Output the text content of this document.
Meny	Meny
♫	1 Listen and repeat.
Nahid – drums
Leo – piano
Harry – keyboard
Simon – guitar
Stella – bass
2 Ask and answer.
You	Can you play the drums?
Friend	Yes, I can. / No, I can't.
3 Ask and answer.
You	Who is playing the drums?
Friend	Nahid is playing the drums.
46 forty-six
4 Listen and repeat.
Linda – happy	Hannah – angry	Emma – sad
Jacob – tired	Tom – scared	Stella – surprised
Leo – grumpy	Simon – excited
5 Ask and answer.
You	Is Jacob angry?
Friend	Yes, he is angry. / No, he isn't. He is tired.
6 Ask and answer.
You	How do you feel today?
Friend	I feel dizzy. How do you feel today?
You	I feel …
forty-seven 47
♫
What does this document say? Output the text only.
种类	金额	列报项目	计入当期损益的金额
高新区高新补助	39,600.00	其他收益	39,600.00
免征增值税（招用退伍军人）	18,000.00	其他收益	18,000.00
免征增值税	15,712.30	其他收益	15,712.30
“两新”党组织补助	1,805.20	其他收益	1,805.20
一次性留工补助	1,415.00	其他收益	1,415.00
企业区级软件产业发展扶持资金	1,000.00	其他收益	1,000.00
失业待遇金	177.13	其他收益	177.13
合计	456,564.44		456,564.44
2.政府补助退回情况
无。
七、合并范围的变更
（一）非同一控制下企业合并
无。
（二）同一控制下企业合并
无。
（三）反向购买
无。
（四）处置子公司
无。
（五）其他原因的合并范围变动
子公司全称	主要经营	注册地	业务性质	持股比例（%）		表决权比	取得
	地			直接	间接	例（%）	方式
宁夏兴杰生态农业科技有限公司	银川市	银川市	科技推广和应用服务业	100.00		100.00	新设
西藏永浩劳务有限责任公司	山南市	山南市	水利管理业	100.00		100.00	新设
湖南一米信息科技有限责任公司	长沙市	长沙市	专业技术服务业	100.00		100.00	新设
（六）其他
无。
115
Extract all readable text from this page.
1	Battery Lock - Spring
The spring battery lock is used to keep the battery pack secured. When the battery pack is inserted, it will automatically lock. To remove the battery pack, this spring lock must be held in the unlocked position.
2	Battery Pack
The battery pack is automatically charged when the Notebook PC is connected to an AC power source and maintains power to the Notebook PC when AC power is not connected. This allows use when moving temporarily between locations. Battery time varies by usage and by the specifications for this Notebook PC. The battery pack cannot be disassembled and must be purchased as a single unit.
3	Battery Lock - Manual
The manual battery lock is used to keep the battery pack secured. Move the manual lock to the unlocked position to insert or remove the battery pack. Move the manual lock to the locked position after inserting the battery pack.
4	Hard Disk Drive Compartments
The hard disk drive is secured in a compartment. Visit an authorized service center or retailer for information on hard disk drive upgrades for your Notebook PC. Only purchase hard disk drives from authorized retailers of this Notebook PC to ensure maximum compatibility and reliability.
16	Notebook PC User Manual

- **TASK REQUIREMENTS**: Your task is to repeat every entry exactly.

- **REPLY**:
Output the text content of this document.
Meny	Meny
♫	1 Listen and repeat.
Nahid – drums
Leo – piano
Harry – keyboard
Simon – guitar
Stella – bass
2 Ask and answer.
You	Can you play the drums?
Friend	Yes, I can. / No, I can't.
3 Ask and answer.
You	Who is playing the drums?
Friend	Nahid is playing the drums.
46 forty-six
4 Listen and repeat.
Linda – happy	Hannah – angry	Emma – sad
Jacob – tired	Tom – scared	Stella – surprised
Leo – grumpy	Simon – excited
5 Ask and answer.
You	Is Jacob angry?
Friend	Yes, he is angry. / No, he isn't. He is tired.
6 Ask and answer.
You	How do you feel today?
Friend	I feel dizzy. How do you feel today?
You	I feel …
forty-seven 47
♫
What does this document say? Output the text only.
种类	金额	列报项目	计入当期损益的金额
高新区高新补助	39,600.00	其他收益	39,600.00
免征增值税（招用退伍军人）	18,000.00	其他收益	18,000.00
免征增值税	15,712.30	其他收益	15,712.30
“两新”党组织补助	1,805.20	其他收益	1,805.20
一次性留工补助	1,415.00	其他收益	1,415.00
企业区级软件产业发展扶持资金	1,000.00	其他收益	1,000.00
失业待遇金	177.13	其他收益	177.13
合计	456,564.44		456,564.44
2.政府补助退回情况
无。
七、合并范围的变更
（一）非同一控制下企业合并
无。
（二）同一控制下企业合并
无。
（三）反向购买
无。
（四）处置子公司
无。
（五）其他原因的合并范围变动
子公司全称	主要经营	注册地	业务性质	持股比例（%）		表决权比	取得
	地			直接	间接	例（%）	方式
宁夏兴杰生态农业科技有限公司	银川市	银川市	科技推广和应用服务业	100.00		100.00	新设
西藏永浩劳务有限责任公司	山南市	山南市	水利管理业	100.00		100.00	新设
湖南一米信息科技有限责任公司	长沙市	长沙市	专业技术服务业	100.00		100.00	新设
（六）其他
无。
115
Extract all readable text from this page.
1	Battery Lock - Spring
The spring battery lock is used to keep the battery pack secured. When the battery pack is inserted, it will automatically lock. To remove the battery pack, this spring lock must be held in the unlocked position.
2	Battery Pack
The battery pack is automatically charged when the Notebook PC is connected to an AC power source and maintains power to the Notebook PC when AC power is not connected. This allows use when moving temporarily between locations. Battery time varies by usage and by the specifications for this Notebook PC. The battery pack cannot be disassembled and must be purchased as a single unit.
3	Battery Lock - Manual
The manual battery lock is used to keep the battery pack secured. Move the manual lock to the unlocked position to insert or remove the battery pack. Move the manual lock to the locked position after inserting the battery pack.
4	Hard Disk Drive Compartments
The hard disk drive is secured in a compartment. Visit an authorized service center or retailer for information on hard disk drive upgrades for your Notebook PC. Only purchase hard disk drives from authorized retailers of this Notebook PC to ensure maximum compatibility and reliability.
16	Notebook PC User Manual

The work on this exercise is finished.